= Source records =
▼
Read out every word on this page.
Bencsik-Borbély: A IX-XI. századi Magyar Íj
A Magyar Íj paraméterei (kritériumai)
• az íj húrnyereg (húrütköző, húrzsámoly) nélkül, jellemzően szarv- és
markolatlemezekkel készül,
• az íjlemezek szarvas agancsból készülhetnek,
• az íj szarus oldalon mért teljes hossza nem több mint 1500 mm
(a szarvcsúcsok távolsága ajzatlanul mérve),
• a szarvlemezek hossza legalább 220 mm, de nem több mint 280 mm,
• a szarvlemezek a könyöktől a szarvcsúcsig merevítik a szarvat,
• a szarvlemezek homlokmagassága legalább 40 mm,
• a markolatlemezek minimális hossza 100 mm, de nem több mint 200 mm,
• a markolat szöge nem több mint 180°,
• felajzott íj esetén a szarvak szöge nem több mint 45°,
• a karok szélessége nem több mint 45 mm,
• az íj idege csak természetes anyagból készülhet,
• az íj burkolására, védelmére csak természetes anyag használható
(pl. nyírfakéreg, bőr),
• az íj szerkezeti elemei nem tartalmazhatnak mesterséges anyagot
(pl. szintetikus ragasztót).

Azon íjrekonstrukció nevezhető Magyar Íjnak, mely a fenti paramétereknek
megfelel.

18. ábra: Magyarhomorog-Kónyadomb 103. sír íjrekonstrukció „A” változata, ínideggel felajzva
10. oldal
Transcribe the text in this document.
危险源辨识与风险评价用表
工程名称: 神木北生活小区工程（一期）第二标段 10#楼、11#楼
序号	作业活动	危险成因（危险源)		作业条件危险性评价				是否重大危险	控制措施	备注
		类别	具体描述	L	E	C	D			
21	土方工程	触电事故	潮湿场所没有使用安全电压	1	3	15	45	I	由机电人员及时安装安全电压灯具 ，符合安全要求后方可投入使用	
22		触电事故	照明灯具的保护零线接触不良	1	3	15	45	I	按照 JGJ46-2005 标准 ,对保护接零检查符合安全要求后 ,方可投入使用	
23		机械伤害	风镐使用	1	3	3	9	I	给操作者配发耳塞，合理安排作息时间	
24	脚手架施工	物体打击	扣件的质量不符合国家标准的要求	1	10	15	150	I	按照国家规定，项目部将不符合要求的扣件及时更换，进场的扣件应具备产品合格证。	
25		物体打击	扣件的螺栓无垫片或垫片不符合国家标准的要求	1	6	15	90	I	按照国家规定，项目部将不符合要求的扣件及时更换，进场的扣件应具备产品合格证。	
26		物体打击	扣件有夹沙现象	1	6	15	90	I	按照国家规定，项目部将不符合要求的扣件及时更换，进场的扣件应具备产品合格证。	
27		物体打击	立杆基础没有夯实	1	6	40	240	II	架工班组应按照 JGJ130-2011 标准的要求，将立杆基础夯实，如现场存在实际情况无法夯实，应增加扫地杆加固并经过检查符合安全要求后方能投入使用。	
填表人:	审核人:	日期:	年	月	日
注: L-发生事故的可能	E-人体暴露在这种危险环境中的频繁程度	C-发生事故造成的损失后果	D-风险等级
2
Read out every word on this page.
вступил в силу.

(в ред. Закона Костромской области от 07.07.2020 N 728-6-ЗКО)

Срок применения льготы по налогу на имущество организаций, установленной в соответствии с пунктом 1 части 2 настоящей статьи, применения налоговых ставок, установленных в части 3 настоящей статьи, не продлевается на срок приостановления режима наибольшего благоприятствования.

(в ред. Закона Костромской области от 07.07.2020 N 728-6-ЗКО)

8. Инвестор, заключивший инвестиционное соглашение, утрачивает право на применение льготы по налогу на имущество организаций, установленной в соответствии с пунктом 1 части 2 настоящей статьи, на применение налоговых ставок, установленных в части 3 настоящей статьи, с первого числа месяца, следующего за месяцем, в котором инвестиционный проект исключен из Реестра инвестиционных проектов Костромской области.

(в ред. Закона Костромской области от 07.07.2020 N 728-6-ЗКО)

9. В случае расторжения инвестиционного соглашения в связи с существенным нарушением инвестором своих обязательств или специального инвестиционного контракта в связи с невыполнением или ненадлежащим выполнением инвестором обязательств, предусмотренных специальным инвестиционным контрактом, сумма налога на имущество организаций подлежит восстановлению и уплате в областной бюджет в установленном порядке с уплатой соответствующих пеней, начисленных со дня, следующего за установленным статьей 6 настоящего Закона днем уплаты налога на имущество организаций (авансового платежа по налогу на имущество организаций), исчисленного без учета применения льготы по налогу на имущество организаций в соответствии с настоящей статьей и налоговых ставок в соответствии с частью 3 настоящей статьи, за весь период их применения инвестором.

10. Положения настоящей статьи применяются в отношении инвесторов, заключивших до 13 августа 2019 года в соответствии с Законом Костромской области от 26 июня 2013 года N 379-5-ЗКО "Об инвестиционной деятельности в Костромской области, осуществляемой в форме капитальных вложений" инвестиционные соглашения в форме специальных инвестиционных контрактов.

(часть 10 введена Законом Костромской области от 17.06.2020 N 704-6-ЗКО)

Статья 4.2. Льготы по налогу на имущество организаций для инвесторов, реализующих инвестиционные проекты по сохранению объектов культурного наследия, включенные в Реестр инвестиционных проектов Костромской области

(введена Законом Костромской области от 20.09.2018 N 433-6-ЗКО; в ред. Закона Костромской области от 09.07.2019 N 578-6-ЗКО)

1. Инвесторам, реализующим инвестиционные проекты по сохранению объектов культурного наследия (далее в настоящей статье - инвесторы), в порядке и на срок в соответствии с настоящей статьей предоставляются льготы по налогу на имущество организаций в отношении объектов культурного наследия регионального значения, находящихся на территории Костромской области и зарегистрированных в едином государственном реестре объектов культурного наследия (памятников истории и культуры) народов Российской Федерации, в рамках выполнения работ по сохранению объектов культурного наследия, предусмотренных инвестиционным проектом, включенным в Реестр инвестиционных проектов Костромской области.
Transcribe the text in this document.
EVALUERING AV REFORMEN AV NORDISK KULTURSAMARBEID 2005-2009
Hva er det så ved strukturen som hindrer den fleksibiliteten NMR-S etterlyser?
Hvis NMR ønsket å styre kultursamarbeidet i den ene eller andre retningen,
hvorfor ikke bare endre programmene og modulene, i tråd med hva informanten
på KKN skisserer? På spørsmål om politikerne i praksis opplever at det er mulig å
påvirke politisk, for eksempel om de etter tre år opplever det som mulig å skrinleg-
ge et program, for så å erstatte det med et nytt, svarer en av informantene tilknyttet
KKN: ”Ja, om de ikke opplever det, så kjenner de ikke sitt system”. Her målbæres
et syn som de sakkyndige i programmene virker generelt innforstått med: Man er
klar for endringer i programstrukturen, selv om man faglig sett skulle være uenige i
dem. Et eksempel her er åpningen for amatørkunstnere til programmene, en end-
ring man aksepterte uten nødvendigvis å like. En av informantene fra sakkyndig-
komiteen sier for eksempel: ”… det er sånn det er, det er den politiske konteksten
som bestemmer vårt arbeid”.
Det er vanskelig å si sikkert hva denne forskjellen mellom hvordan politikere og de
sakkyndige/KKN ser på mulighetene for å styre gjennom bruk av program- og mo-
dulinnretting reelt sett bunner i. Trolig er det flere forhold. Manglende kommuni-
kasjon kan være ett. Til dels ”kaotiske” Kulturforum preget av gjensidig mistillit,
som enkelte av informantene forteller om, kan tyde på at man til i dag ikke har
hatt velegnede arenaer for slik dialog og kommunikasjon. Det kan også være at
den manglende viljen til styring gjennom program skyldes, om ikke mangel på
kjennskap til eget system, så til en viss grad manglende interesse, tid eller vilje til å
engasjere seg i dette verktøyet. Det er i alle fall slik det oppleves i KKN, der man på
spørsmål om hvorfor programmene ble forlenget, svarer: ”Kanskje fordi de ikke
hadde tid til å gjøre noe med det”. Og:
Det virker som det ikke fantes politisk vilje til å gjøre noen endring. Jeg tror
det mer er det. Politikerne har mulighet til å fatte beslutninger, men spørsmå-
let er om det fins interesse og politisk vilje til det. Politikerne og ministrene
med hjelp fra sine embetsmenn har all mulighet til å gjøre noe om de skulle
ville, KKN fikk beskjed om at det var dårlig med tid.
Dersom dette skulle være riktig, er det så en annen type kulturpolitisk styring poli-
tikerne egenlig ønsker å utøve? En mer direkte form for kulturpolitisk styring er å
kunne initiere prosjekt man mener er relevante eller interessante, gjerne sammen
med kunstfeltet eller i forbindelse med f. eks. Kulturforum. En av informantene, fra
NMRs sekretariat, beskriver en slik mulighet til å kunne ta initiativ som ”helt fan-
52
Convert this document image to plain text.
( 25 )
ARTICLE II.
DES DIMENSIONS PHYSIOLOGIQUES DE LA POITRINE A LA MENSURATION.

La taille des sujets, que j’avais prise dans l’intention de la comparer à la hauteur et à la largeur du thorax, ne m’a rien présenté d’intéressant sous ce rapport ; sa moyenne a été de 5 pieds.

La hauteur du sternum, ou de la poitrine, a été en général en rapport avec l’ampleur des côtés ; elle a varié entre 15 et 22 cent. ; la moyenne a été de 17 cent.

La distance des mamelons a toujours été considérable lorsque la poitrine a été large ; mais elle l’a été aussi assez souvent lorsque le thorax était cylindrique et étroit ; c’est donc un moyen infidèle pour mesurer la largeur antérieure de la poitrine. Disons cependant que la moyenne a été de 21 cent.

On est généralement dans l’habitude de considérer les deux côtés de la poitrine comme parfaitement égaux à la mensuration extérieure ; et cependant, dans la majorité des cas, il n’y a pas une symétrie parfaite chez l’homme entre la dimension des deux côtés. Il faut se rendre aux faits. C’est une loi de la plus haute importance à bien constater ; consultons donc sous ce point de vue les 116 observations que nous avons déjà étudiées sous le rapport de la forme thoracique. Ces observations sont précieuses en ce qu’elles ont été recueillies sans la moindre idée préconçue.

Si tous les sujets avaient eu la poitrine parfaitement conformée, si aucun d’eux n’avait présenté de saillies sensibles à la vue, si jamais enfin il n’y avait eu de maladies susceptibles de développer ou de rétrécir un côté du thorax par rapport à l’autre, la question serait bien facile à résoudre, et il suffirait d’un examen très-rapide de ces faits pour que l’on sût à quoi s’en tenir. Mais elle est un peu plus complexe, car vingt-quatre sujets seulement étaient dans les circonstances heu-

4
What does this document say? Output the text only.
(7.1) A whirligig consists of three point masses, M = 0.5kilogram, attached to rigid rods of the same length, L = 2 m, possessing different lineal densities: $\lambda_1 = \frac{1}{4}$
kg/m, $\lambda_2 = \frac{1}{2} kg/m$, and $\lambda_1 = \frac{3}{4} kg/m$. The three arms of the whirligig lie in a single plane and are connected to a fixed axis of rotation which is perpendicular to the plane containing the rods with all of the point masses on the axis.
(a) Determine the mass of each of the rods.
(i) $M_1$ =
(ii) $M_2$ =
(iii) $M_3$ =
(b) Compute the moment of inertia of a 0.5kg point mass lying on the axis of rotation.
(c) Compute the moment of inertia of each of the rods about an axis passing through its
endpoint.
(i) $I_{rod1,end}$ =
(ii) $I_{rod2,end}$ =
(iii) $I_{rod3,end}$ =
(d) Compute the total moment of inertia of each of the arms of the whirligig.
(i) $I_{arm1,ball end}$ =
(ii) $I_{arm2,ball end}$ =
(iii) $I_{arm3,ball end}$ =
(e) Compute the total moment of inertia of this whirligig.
▲
= Task requirements =
Starting at the line that contains "What does this", repeat each line exactly through the last one in the listing. Include both of those lines and nothing more.

= Finished exercise =
What does this document say? Output the text only.
(7.1) A whirligig consists of three point masses, M = 0.5kilogram, attached to rigid rods of the same length, L = 2 m, possessing different lineal densities: $\lambda_1 = \frac{1}{4}$
kg/m, $\lambda_2 = \frac{1}{2} kg/m$, and $\lambda_1 = \frac{3}{4} kg/m$. The three arms of the whirligig lie in a single plane and are connected to a fixed axis of rotation which is perpendicular to the plane containing the rods with all of the point masses on the axis.
(a) Determine the mass of each of the rods.
(i) $M_1$ =
(ii) $M_2$ =
(iii) $M_3$ =
(b) Compute the moment of inertia of a 0.5kg point mass lying on the axis of rotation.
(c) Compute the moment of inertia of each of the rods about an axis passing through its
endpoint.
(i) $I_{rod1,end}$ =
(ii) $I_{rod2,end}$ =
(iii) $I_{rod3,end}$ =
(d) Compute the total moment of inertia of each of the arms of the whirligig.
(i) $I_{arm1,ball end}$ =
(ii) $I_{arm2,ball end}$ =
(iii) $I_{arm3,ball end}$ =
(e) Compute the total moment of inertia of this whirligig.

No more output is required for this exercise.